- **What to do**
Write out each line exactly as given. Leave the pictures out of your copy.

::: Record extracts

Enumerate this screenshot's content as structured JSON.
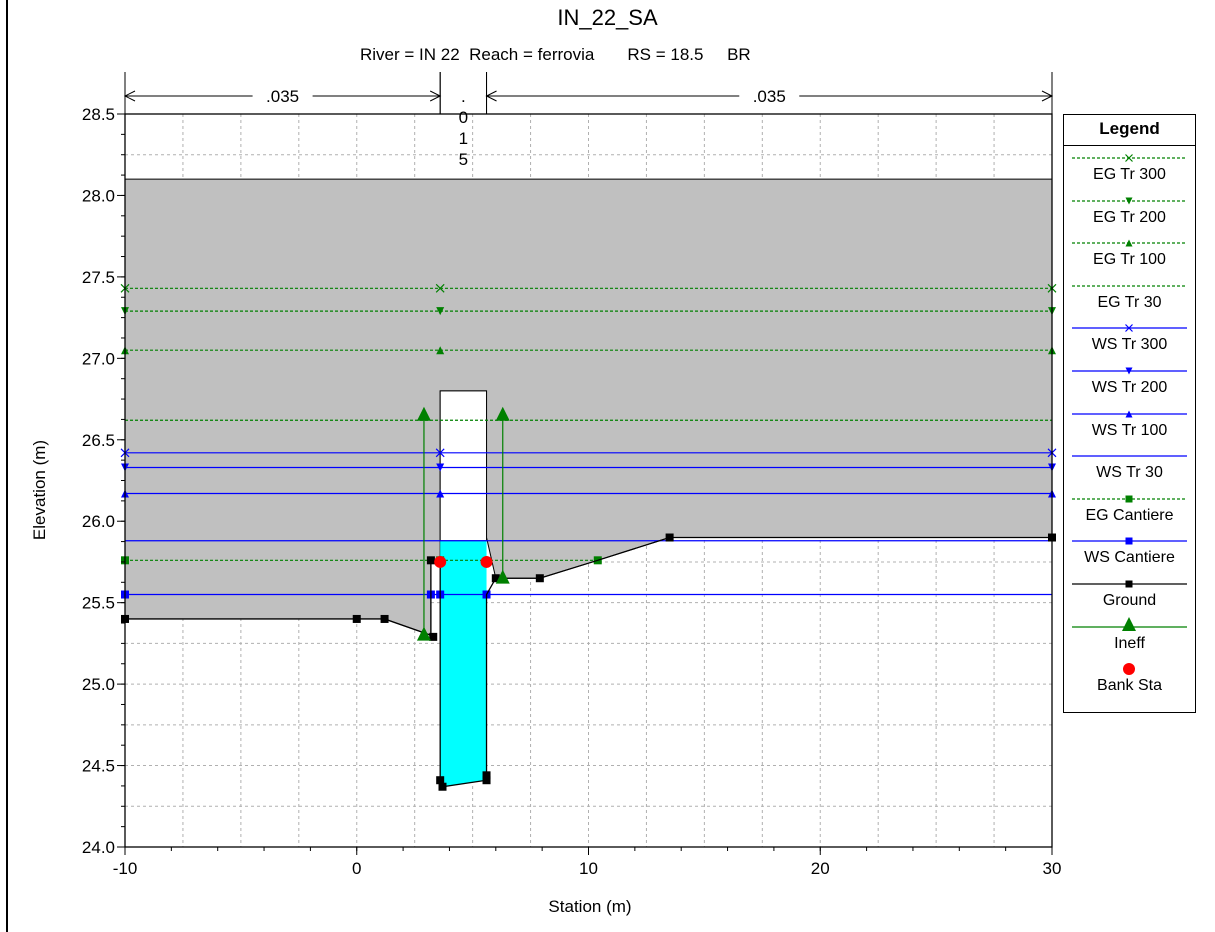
{
  "title": "IN_22_SA",
  "subtitle": "River = IN 22  Reach = ferrovia       RS = 18.5     BR",
  "chart_data": {
    "type": "line",
    "xlabel": "Station (m)",
    "ylabel": "Elevation (m)",
    "xlim": [
      -10,
      30
    ],
    "ylim": [
      24.0,
      28.5
    ],
    "x_ticks": [
      "-10",
      "0",
      "10",
      "20",
      "30"
    ],
    "y_ticks": [
      "24.0",
      "24.5",
      "25.0",
      "25.5",
      "26.0",
      "26.5",
      "27.0",
      "27.5",
      "28.0",
      "28.5"
    ],
    "grid": true,
    "manning": [
      {
        "label": ".035",
        "from": -10,
        "to": 3.6
      },
      {
        "label": ".015",
        "from": 3.6,
        "to": 5.6,
        "vertical": true
      },
      {
        "label": ".035",
        "from": 5.6,
        "to": 30
      }
    ],
    "bridge_deck": {
      "top": 28.1,
      "from": -10,
      "to": 30
    },
    "opening": {
      "from": 3.6,
      "to": 5.6,
      "top": 26.8
    },
    "ground": [
      [
        -10,
        25.4
      ],
      [
        0,
        25.4
      ],
      [
        1.2,
        25.4
      ],
      [
        3.2,
        25.3
      ],
      [
        3.2,
        25.76
      ],
      [
        3.6,
        25.76
      ],
      [
        3.6,
        24.41
      ],
      [
        3.7,
        24.37
      ],
      [
        5.6,
        24.41
      ],
      [
        5.6,
        24.44
      ],
      [
        5.6,
        25.55
      ],
      [
        6.0,
        25.65
      ],
      [
        7.9,
        25.65
      ],
      [
        10.4,
        25.76
      ],
      [
        13.5,
        25.9
      ],
      [
        30,
        25.9
      ]
    ],
    "ground_markers": [
      [
        -10,
        25.4
      ],
      [
        0,
        25.4
      ],
      [
        1.2,
        25.4
      ],
      [
        3.3,
        25.29
      ],
      [
        3.2,
        25.76
      ],
      [
        3.6,
        24.41
      ],
      [
        3.7,
        24.37
      ],
      [
        5.6,
        24.41
      ],
      [
        5.6,
        24.44
      ],
      [
        6.0,
        25.65
      ],
      [
        7.9,
        25.65
      ],
      [
        13.5,
        25.9
      ],
      [
        30,
        25.9
      ]
    ],
    "water_fill": {
      "level": 25.88,
      "from": 3.6,
      "to": 5.6
    },
    "series": [
      {
        "name": "EG Tr 300",
        "y": 27.43,
        "kind": "EG",
        "marker": "x",
        "marker_x": [
          -10,
          3.6,
          30
        ]
      },
      {
        "name": "EG Tr 200",
        "y": 27.29,
        "kind": "EG",
        "marker": "tri-down",
        "marker_x": [
          -10,
          3.6,
          30
        ]
      },
      {
        "name": "EG Tr 100",
        "y": 27.05,
        "kind": "EG",
        "marker": "tri-up",
        "marker_x": [
          -10,
          3.6,
          30
        ]
      },
      {
        "name": "EG Tr 30",
        "y": 26.62,
        "kind": "EG",
        "marker": "none",
        "marker_x": []
      },
      {
        "name": "WS Tr 300",
        "y": 26.42,
        "kind": "WS",
        "marker": "x",
        "marker_x": [
          -10,
          3.6,
          30
        ]
      },
      {
        "name": "WS Tr 200",
        "y": 26.33,
        "kind": "WS",
        "marker": "tri-down",
        "marker_x": [
          -10,
          3.6,
          30
        ]
      },
      {
        "name": "WS Tr 100",
        "y": 26.17,
        "kind": "WS",
        "marker": "tri-up",
        "marker_x": [
          -10,
          3.6,
          30
        ]
      },
      {
        "name": "WS Tr 30",
        "y": 25.88,
        "kind": "WS",
        "marker": "none",
        "marker_x": []
      },
      {
        "name": "EG Cantiere",
        "y": 25.76,
        "kind": "EG",
        "marker": "square",
        "marker_x": [
          -10,
          3.6,
          10.4
        ]
      },
      {
        "name": "WS Cantiere",
        "y": 25.55,
        "kind": "WS",
        "marker": "square",
        "marker_x": [
          -10,
          3.2,
          3.6,
          5.6
        ]
      },
      {
        "name": "Ground",
        "kind": "ground"
      },
      {
        "name": "Ineff",
        "kind": "ineff"
      },
      {
        "name": "Bank Sta",
        "kind": "bank"
      }
    ],
    "ineff": [
      {
        "x": 2.9,
        "top": 26.66,
        "bottom": 25.31
      },
      {
        "x": 6.3,
        "top": 26.66,
        "bottom": 25.66
      }
    ],
    "bank_sta": [
      [
        3.6,
        25.75
      ],
      [
        5.6,
        25.75
      ]
    ],
    "legend": {
      "title": "Legend",
      "position": "right"
    },
    "colors": {
      "eg": "#008000",
      "ws": "#0000ff",
      "ground": "#000000",
      "deck": "#c0c0c0",
      "water": "#00ffff",
      "bank": "#ff0000",
      "grid": "#b0b0b0"
    }
  }
}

::::::

- **Correct answer**
Enumerate this screenshot's content as structured JSON.
{
  "title": "IN_22_SA",
  "subtitle": "River = IN 22  Reach = ferrovia       RS = 18.5     BR",
  "chart_data": {
    "type": "line",
    "xlabel": "Station (m)",
    "ylabel": "Elevation (m)",
    "xlim": [
      -10,
      30
    ],
    "ylim": [
      24.0,
      28.5
    ],
    "x_ticks": [
      "-10",
      "0",
      "10",
      "20",
      "30"
    ],
    "y_ticks": [
      "24.0",
      "24.5",
      "25.0",
      "25.5",
      "26.0",
      "26.5",
      "27.0",
      "27.5",
      "28.0",
      "28.5"
    ],
    "grid": true,
    "manning": [
      {
        "label": ".035",
        "from": -10,
        "to": 3.6
      },
      {
        "label": ".015",
        "from": 3.6,
        "to": 5.6,
        "vertical": true
      },
      {
        "label": ".035",
        "from": 5.6,
        "to": 30
      }
    ],
    "bridge_deck": {
      "top": 28.1,
      "from": -10,
      "to": 30
    },
    "opening": {
      "from": 3.6,
      "to": 5.6,
      "top": 26.8
    },
    "ground": [
      [
        -10,
        25.4
      ],
      [
        0,
        25.4
      ],
      [
        1.2,
        25.4
      ],
      [
        3.2,
        25.3
      ],
      [
        3.2,
        25.76
      ],
      [
        3.6,
        25.76
      ],
      [
        3.6,
        24.41
      ],
      [
        3.7,
        24.37
      ],
      [
        5.6,
        24.41
      ],
      [
        5.6,
        24.44
      ],
      [
        5.6,
        25.55
      ],
      [
        6.0,
        25.65
      ],
      [
        7.9,
        25.65
      ],
      [
        10.4,
        25.76
      ],
      [
        13.5,
        25.9
      ],
      [
        30,
        25.9
      ]
    ],
    "ground_markers": [
      [
        -10,
        25.4
      ],
      [
        0,
        25.4
      ],
      [
        1.2,
        25.4
      ],
      [
        3.3,
        25.29
      ],
      [
        3.2,
        25.76
      ],
      [
        3.6,
        24.41
      ],
      [
        3.7,
        24.37
      ],
      [
        5.6,
        24.41
      ],
      [
        5.6,
        24.44
      ],
      [
        6.0,
        25.65
      ],
      [
        7.9,
        25.65
      ],
      [
        13.5,
        25.9
      ],
      [
        30,
        25.9
      ]
    ],
    "water_fill": {
      "level": 25.88,
      "from": 3.6,
      "to": 5.6
    },
    "series": [
      {
        "name": "EG Tr 300",
        "y": 27.43,
        "kind": "EG",
        "marker": "x",
        "marker_x": [
          -10,
          3.6,
          30
        ]
      },
      {
        "name": "EG Tr 200",
        "y": 27.29,
        "kind": "EG",
        "marker": "tri-down",
        "marker_x": [
          -10,
          3.6,
          30
        ]
      },
      {
        "name": "EG Tr 100",
        "y": 27.05,
        "kind": "EG",
        "marker": "tri-up",
        "marker_x": [
          -10,
          3.6,
          30
        ]
      },
      {
        "name": "EG Tr 30",
        "y": 26.62,
        "kind": "EG",
        "marker": "none",
        "marker_x": []
      },
      {
        "name": "WS Tr 300",
        "y": 26.42,
        "kind": "WS",
        "marker": "x",
        "marker_x": [
          -10,
          3.6,
          30
        ]
      },
      {
        "name": "WS Tr 200",
        "y": 26.33,
        "kind": "WS",
        "marker": "tri-down",
        "marker_x": [
          -10,
          3.6,
          30
        ]
      },
      {
        "name": "WS Tr 100",
        "y": 26.17,
        "kind": "WS",
        "marker": "tri-up",
        "marker_x": [
          -10,
          3.6,
          30
        ]
      },
      {
        "name": "WS Tr 30",
        "y": 25.88,
        "kind": "WS",
        "marker": "none",
        "marker_x": []
      },
      {
        "name": "EG Cantiere",
        "y": 25.76,
        "kind": "EG",
        "marker": "square",
        "marker_x": [
          -10,
          3.6,
          10.4
        ]
      },
      {
        "name": "WS Cantiere",
        "y": 25.55,
        "kind": "WS",
        "marker": "square",
        "marker_x": [
          -10,
          3.2,
          3.6,
          5.6
        ]
      },
      {
        "name": "Ground",
        "kind": "ground"
      },
      {
        "name": "Ineff",
        "kind": "ineff"
      },
      {
        "name": "Bank Sta",
        "kind": "bank"
      }
    ],
    "ineff": [
      {
        "x": 2.9,
        "top": 26.66,
        "bottom": 25.31
      },
      {
        "x": 6.3,
        "top": 26.66,
        "bottom": 25.66
      }
    ],
    "bank_sta": [
      [
        3.6,
        25.75
      ],
      [
        5.6,
        25.75
      ]
    ],
    "legend": {
      "title": "Legend",
      "position": "right"
    },
    "colors": {
      "eg": "#008000",
      "ws": "#0000ff",
      "ground": "#000000",
      "deck": "#c0c0c0",
      "water": "#00ffff",
      "bank": "#ff0000",
      "grid": "#b0b0b0"
    }
  }
}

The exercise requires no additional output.